Copy, from the entries below, each line where the word "Library" can be found.

========

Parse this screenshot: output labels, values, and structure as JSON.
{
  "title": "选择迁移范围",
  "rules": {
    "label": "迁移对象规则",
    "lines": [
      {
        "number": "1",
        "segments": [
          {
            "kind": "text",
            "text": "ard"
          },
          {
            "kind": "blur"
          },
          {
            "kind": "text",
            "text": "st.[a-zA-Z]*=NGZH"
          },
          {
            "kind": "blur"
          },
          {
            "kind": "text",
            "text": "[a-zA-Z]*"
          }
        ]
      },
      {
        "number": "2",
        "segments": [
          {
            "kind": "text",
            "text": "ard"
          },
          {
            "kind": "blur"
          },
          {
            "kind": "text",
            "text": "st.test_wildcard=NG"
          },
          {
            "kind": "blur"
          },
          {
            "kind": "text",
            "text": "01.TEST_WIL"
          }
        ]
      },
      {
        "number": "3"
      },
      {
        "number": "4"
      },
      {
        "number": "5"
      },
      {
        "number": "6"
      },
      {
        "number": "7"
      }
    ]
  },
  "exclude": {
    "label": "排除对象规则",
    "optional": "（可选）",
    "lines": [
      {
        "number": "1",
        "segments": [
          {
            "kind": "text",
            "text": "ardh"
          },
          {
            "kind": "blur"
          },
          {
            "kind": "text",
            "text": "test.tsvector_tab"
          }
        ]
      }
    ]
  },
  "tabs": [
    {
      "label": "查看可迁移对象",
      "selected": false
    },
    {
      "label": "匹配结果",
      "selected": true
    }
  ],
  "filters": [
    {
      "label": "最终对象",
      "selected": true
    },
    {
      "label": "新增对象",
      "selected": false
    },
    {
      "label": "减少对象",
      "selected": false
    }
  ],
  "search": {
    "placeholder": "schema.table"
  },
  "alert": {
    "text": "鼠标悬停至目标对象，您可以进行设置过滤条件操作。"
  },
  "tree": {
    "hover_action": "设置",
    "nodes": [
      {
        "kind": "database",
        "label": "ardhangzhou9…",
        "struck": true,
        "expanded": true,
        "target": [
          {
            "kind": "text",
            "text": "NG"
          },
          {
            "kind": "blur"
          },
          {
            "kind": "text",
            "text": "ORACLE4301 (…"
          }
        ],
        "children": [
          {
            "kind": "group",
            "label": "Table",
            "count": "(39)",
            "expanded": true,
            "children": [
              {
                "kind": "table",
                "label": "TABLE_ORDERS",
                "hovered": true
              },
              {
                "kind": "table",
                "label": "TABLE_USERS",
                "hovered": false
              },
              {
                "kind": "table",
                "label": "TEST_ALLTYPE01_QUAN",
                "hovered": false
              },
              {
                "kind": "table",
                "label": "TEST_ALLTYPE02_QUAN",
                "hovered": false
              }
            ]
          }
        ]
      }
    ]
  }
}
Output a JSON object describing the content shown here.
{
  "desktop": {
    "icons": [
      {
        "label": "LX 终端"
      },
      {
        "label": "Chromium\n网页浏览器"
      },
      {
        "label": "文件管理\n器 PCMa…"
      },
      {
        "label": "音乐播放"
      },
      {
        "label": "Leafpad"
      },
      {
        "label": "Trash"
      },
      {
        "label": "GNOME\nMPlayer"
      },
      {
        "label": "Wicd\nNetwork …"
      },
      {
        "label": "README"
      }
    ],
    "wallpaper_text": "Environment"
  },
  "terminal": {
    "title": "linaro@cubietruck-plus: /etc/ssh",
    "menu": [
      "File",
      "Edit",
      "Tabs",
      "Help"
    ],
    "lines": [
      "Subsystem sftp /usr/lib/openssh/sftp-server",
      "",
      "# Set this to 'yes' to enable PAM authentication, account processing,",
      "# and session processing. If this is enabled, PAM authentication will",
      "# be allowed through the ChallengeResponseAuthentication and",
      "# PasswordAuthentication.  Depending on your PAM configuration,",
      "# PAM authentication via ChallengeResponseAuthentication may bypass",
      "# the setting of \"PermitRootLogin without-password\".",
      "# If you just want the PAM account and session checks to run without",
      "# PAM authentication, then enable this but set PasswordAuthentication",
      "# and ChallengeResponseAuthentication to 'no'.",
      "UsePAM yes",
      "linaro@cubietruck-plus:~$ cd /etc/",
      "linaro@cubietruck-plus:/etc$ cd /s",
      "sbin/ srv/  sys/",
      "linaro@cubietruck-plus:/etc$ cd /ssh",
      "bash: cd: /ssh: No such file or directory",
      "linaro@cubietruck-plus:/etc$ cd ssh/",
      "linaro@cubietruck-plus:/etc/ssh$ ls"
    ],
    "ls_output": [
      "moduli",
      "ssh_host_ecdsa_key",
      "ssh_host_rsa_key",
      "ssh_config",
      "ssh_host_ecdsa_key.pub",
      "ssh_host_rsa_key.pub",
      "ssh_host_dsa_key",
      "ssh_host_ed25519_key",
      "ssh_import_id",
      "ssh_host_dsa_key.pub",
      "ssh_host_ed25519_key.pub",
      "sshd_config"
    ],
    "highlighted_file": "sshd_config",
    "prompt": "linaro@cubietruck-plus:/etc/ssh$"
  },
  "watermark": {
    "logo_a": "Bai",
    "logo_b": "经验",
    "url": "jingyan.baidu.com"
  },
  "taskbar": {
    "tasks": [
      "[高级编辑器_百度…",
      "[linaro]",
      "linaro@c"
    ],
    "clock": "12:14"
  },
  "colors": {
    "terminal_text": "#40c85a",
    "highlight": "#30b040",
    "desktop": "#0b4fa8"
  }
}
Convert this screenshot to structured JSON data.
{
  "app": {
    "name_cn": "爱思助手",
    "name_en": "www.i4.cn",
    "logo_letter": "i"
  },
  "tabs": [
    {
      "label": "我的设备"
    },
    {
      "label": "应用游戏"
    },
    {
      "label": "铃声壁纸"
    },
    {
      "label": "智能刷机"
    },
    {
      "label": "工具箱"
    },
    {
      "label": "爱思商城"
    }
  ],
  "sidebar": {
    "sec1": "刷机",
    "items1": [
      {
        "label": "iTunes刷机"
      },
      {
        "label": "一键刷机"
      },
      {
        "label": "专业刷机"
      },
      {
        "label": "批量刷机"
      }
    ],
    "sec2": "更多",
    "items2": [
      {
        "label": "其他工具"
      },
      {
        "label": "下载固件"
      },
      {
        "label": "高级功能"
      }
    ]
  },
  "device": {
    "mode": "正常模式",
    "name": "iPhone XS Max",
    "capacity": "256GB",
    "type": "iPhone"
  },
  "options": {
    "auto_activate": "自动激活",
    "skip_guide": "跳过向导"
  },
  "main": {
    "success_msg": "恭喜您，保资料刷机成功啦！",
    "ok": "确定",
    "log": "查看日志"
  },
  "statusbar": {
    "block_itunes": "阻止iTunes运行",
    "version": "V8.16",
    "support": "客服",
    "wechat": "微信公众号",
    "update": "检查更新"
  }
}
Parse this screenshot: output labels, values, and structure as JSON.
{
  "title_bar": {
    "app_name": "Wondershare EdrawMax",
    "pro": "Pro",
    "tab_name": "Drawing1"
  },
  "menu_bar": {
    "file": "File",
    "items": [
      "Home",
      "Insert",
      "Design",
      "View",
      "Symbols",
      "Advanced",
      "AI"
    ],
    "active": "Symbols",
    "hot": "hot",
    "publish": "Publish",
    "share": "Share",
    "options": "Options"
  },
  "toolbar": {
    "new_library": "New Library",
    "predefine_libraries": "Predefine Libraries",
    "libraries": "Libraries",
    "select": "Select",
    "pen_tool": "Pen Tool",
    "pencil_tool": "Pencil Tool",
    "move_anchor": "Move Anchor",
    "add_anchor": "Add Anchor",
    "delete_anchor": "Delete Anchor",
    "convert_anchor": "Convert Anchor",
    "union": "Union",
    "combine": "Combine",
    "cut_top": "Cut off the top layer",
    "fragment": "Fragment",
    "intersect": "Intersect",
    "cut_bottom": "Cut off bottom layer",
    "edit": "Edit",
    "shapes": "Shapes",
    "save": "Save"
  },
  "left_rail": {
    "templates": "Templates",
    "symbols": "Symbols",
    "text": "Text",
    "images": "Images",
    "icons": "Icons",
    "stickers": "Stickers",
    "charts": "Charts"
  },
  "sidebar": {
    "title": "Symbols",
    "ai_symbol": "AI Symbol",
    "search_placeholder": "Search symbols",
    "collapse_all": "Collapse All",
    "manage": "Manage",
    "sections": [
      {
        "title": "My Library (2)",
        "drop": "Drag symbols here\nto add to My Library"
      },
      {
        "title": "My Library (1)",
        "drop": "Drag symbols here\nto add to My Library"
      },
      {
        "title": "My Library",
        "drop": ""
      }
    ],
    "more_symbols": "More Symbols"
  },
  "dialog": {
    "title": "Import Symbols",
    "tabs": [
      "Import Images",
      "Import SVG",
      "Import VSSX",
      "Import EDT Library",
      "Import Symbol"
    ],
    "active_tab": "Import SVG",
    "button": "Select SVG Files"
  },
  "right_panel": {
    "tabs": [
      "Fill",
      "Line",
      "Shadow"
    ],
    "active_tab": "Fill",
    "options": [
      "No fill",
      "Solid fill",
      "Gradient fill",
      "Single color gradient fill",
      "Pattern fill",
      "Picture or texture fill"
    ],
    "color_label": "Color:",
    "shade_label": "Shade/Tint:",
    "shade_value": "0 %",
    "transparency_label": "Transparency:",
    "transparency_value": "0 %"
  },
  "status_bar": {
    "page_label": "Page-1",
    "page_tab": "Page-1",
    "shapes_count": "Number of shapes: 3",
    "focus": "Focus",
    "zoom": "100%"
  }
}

========

_Solved problem_.
    "new_library": "New Library",
        "title": "My Library (2)",
        "drop": "Drag symbols here\nto add to My Library"
        "title": "My Library (1)",
        "drop": "Drag symbols here\nto add to My Library"
        "title": "My Library",
      "Import EDT Library",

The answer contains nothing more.